### What needs to be done
Identify each line below containing the string "Przeciw" and copy it.

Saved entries
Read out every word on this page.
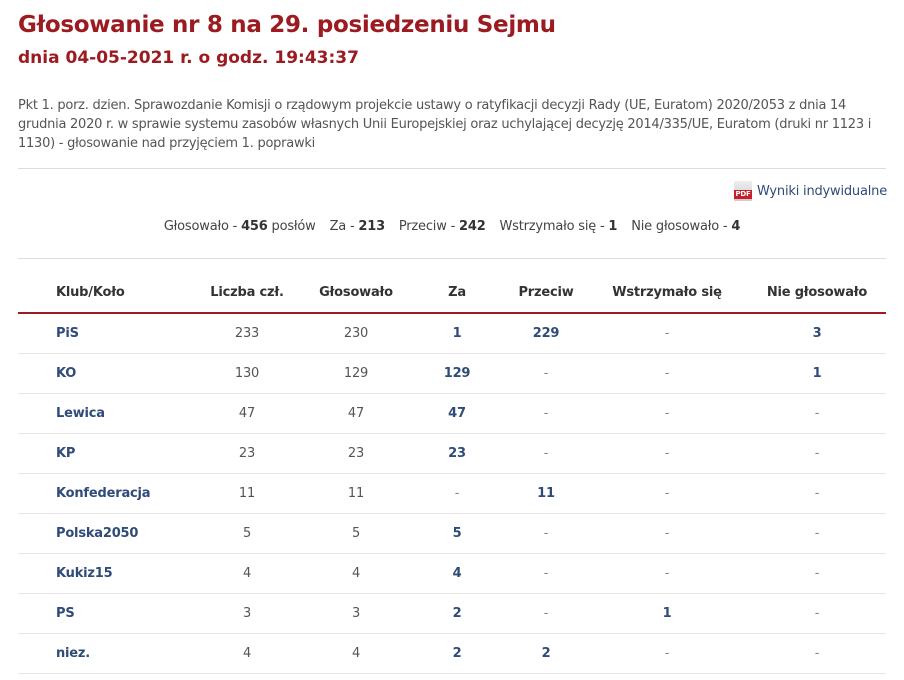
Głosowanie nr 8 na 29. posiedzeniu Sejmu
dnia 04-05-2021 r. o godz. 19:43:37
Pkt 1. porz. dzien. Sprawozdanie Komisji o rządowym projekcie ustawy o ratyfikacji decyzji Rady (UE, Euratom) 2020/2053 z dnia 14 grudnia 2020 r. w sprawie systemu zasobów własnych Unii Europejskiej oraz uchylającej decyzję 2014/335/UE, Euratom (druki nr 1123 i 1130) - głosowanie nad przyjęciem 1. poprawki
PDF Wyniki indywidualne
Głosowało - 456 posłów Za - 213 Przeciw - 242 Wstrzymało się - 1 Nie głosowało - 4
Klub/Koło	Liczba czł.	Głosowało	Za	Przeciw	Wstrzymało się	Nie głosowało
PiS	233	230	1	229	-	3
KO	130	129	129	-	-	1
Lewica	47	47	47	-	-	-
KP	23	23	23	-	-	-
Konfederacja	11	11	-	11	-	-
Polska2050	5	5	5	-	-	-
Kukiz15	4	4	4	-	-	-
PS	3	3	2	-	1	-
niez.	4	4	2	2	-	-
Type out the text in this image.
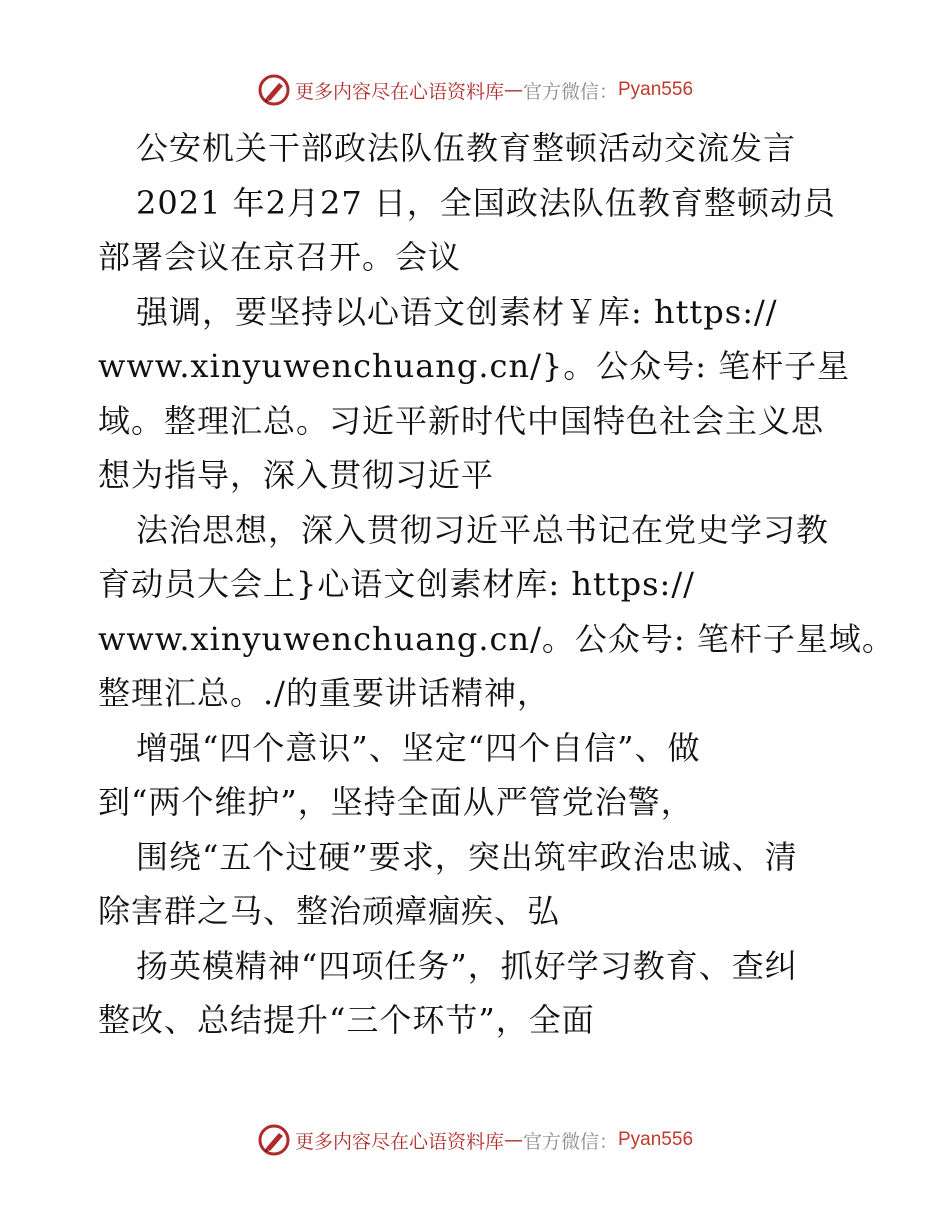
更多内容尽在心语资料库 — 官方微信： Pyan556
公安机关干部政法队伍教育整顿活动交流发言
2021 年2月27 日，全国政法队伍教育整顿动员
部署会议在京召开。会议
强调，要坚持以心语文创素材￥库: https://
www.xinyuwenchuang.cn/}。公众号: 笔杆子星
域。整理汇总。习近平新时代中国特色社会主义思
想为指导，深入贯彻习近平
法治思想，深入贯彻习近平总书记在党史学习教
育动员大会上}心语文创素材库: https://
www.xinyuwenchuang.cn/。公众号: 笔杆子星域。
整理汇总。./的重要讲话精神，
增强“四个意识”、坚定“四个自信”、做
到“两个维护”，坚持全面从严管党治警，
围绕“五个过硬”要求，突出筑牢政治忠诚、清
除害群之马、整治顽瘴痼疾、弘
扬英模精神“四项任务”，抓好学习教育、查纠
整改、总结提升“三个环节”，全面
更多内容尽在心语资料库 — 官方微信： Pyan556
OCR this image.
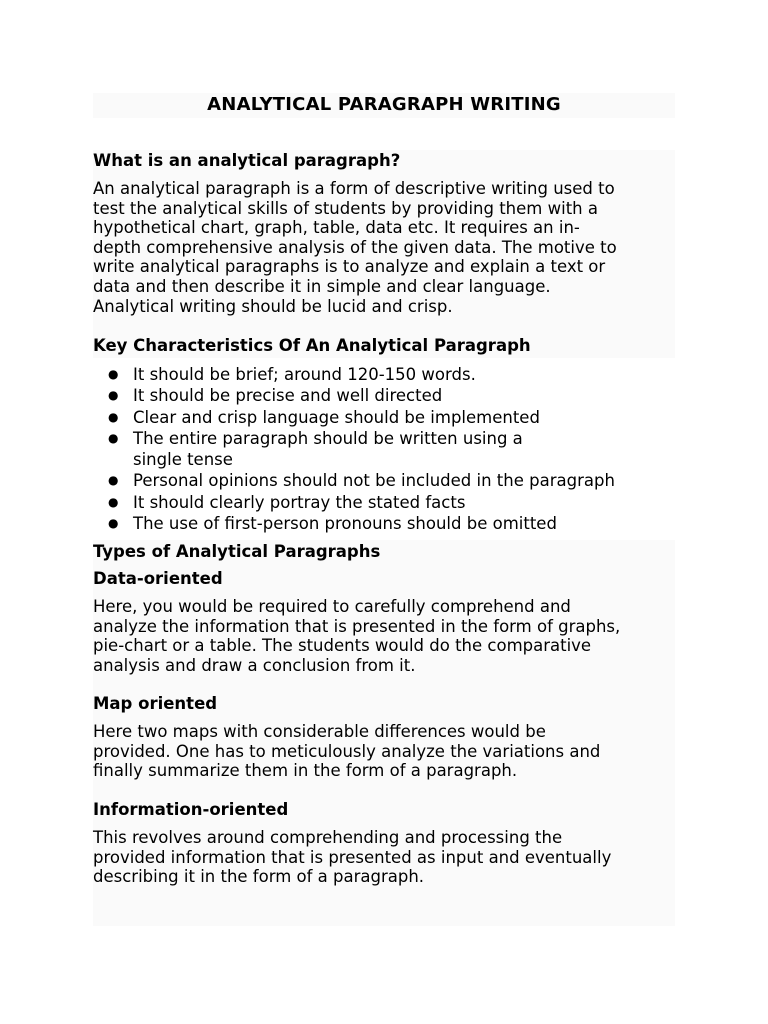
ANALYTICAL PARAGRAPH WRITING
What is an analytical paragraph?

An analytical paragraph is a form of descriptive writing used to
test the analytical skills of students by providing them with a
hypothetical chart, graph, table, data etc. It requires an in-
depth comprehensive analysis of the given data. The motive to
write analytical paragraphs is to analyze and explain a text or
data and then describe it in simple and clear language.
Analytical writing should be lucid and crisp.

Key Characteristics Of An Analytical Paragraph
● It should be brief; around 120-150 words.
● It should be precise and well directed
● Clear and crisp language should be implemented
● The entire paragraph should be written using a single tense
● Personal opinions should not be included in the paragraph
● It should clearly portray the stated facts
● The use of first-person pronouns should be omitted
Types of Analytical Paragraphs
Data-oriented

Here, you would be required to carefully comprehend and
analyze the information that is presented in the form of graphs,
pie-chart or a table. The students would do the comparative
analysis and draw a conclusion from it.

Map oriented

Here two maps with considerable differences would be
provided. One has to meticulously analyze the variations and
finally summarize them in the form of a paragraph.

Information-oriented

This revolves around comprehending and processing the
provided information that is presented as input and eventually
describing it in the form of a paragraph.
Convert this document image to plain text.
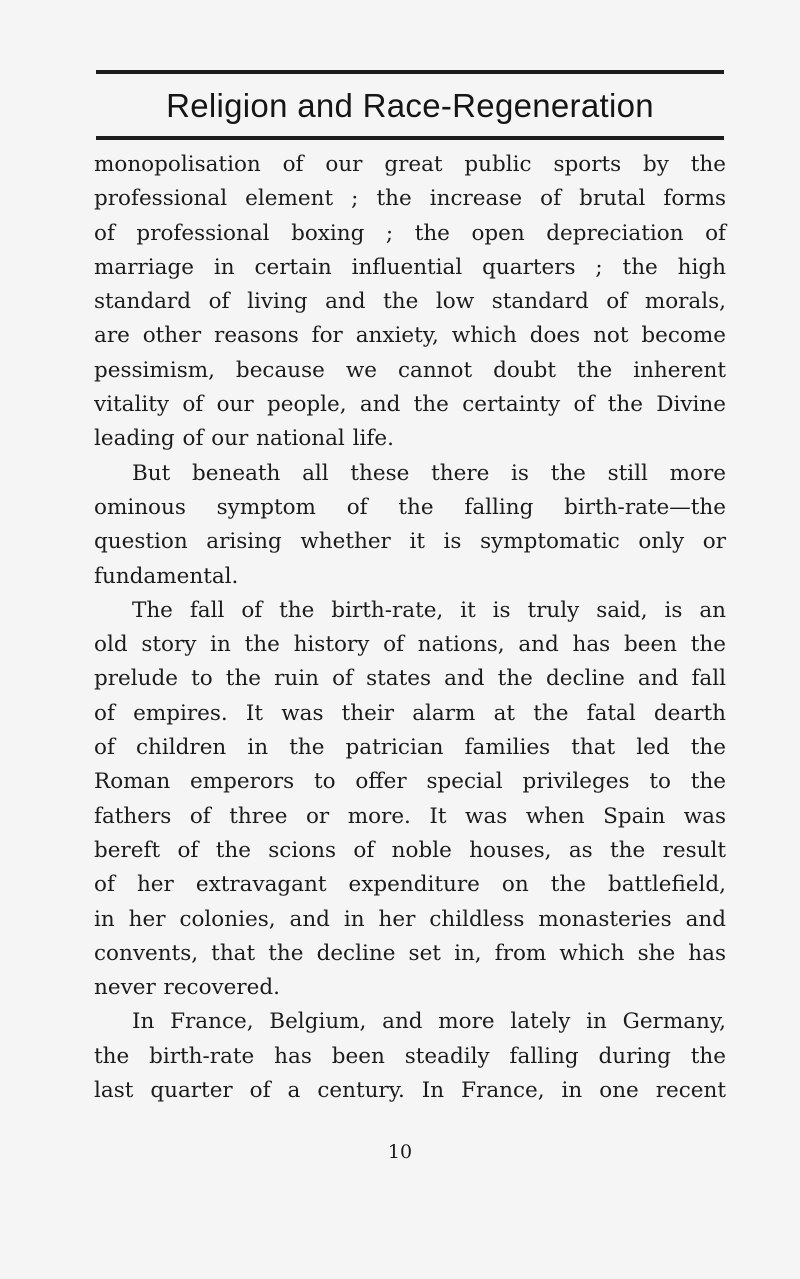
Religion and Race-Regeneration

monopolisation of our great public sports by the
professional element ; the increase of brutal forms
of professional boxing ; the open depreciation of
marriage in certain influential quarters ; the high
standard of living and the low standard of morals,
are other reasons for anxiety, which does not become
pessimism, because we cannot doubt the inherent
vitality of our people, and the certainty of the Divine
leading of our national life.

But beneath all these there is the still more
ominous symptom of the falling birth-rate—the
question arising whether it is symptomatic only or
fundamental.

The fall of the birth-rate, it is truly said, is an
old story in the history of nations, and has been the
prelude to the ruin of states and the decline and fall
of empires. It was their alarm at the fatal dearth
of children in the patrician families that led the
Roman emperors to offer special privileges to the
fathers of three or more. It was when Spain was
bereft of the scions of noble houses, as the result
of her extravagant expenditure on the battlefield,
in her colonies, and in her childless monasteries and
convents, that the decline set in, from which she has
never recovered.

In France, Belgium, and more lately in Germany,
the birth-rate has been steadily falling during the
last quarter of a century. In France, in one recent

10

### Solution
Głosowało - 456 posłów Za - 213 Przeciw - 242 Wstrzymało się - 1 Nie głosowało - 4
Klub/Koło	Liczba czł.	Głosowało	Za	Przeciw	Wstrzymało się	Nie głosowało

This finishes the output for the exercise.